** BEGIN **

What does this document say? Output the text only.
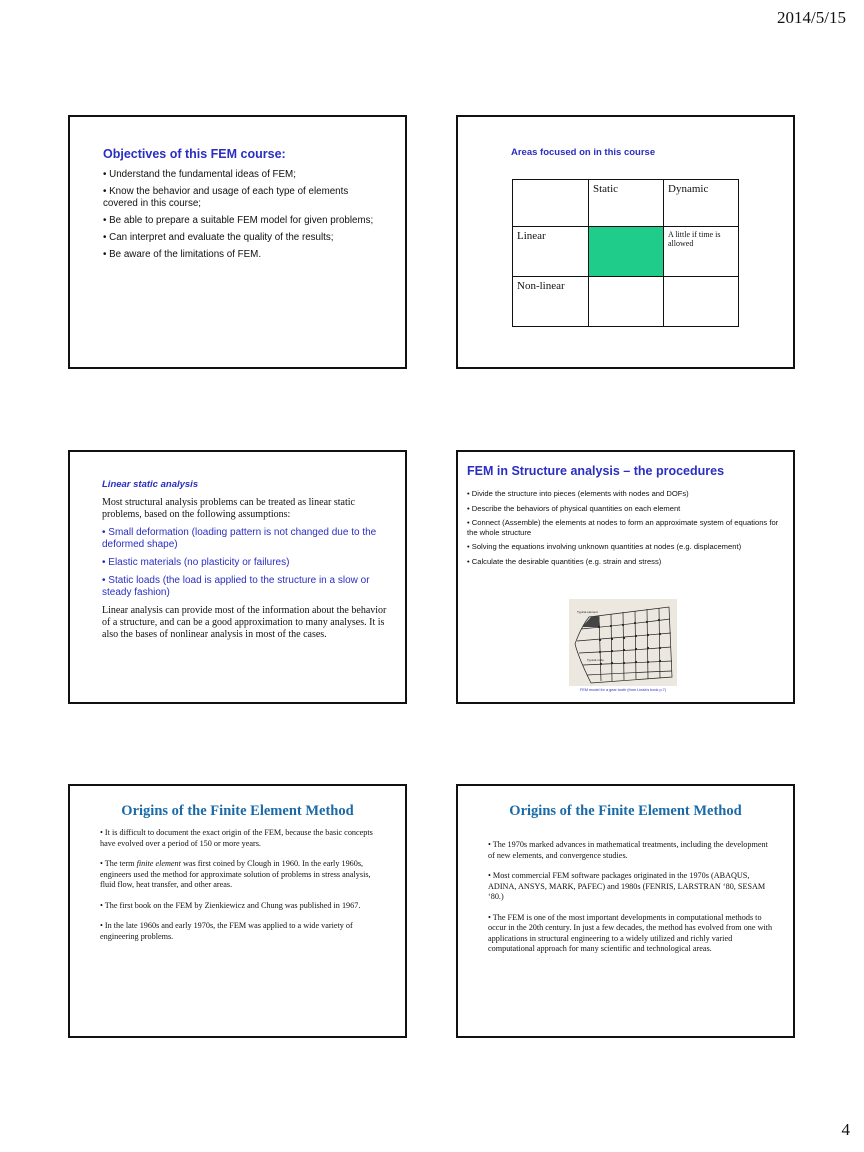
2014/5/15
Objectives of this FEM course:
• Understand the fundamental ideas of FEM;
• Know the behavior and usage of each type of elements covered in this course;
• Be able to prepare a suitable FEM model for given problems;
• Can interpret and evaluate the quality of the results;
• Be aware of the limitations of FEM.
Areas focused on in this course
	Static	Dynamic
Linear		A little if time is allowed
Non-linear		
Linear static analysis

Most structural analysis problems can be treated as linear static problems, based on the following assumptions:

• Small deformation (loading pattern is not changed due to the deformed shape)

• Elastic materials (no plasticity or failures)

• Static loads (the load is applied to the structure in a slow or steady fashion)

Linear analysis can provide most of the information about the behavior of a structure, and can be a good approximation to many analyses. It is also the bases of nonlinear analysis in most of the cases.

FEM in Structure analysis – the procedures
• Divide the structure into pieces (elements with nodes and DOFs)
• Describe the behaviors of physical quantities on each element
• Connect (Assemble) the elements at nodes to form an approximate system of equations for the whole structure
• Solving the equations involving unknown quantities at nodes (e.g. displacement)
• Calculate the desirable quantities (e.g. strain and stress)
Typical element
Typical node
FEM model for a gear tooth (from Linda's book p.7)
Origins of the Finite Element Method
• It is difficult to document the exact origin of the FEM, because the basic concepts have evolved over a period of 150 or more years.
• The term finite element was first coined by Clough in 1960. In the early 1960s, engineers used the method for approximate solution of problems in stress analysis, fluid flow, heat transfer, and other areas.
• The first book on the FEM by Zienkiewicz and Chung was published in 1967.
• In the late 1960s and early 1970s, the FEM was applied to a wide variety of engineering problems.
Origins of the Finite Element Method
• The 1970s marked advances in mathematical treatments, including the development of new elements, and convergence studies.
• Most commercial FEM software packages originated in the 1970s (ABAQUS, ADINA, ANSYS, MARK, PAFEC) and 1980s (FENRIS, LARSTRAN ‘80, SESAM ‘80.)
• The FEM is one of the most important developments in computational methods to occur in the 20th century. In just a few decades, the method has evolved from one with applications in structural engineering to a widely utilized and richly varied computational approach for many scientific and technological areas.
4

** END **

Do this
Copy out all the data exactly; skip the pictures.

Answer to the problem
What does this document say? Output the text only.
2014/5/15
Objectives of this FEM course:
• Understand the fundamental ideas of FEM;
• Know the behavior and usage of each type of elements covered in this course;
• Be able to prepare a suitable FEM model for given problems;
• Can interpret and evaluate the quality of the results;
• Be aware of the limitations of FEM.
Areas focused on in this course
	Static	Dynamic
Linear		A little if time is allowed
Non-linear		
Linear static analysis

Most structural analysis problems can be treated as linear static problems, based on the following assumptions:

• Small deformation (loading pattern is not changed due to the deformed shape)

• Elastic materials (no plasticity or failures)

• Static loads (the load is applied to the structure in a slow or steady fashion)

Linear analysis can provide most of the information about the behavior of a structure, and can be a good approximation to many analyses. It is also the bases of nonlinear analysis in most of the cases.

FEM in Structure analysis – the procedures
• Divide the structure into pieces (elements with nodes and DOFs)
• Describe the behaviors of physical quantities on each element
• Connect (Assemble) the elements at nodes to form an approximate system of equations for the whole structure
• Solving the equations involving unknown quantities at nodes (e.g. displacement)
• Calculate the desirable quantities (e.g. strain and stress)
Typical element
Typical node
FEM model for a gear tooth (from Linda's book p.7)
Origins of the Finite Element Method
• It is difficult to document the exact origin of the FEM, because the basic concepts have evolved over a period of 150 or more years.
• The term finite element was first coined by Clough in 1960. In the early 1960s, engineers used the method for approximate solution of problems in stress analysis, fluid flow, heat transfer, and other areas.
• The first book on the FEM by Zienkiewicz and Chung was published in 1967.
• In the late 1960s and early 1970s, the FEM was applied to a wide variety of engineering problems.
Origins of the Finite Element Method
• The 1970s marked advances in mathematical treatments, including the development of new elements, and convergence studies.
• Most commercial FEM software packages originated in the 1970s (ABAQUS, ADINA, ANSYS, MARK, PAFEC) and 1980s (FENRIS, LARSTRAN ‘80, SESAM ‘80.)
• The FEM is one of the most important developments in computational methods to occur in the 20th century. In just a few decades, the method has evolved from one with applications in structural engineering to a widely utilized and richly varied computational approach for many scientific and technological areas.
4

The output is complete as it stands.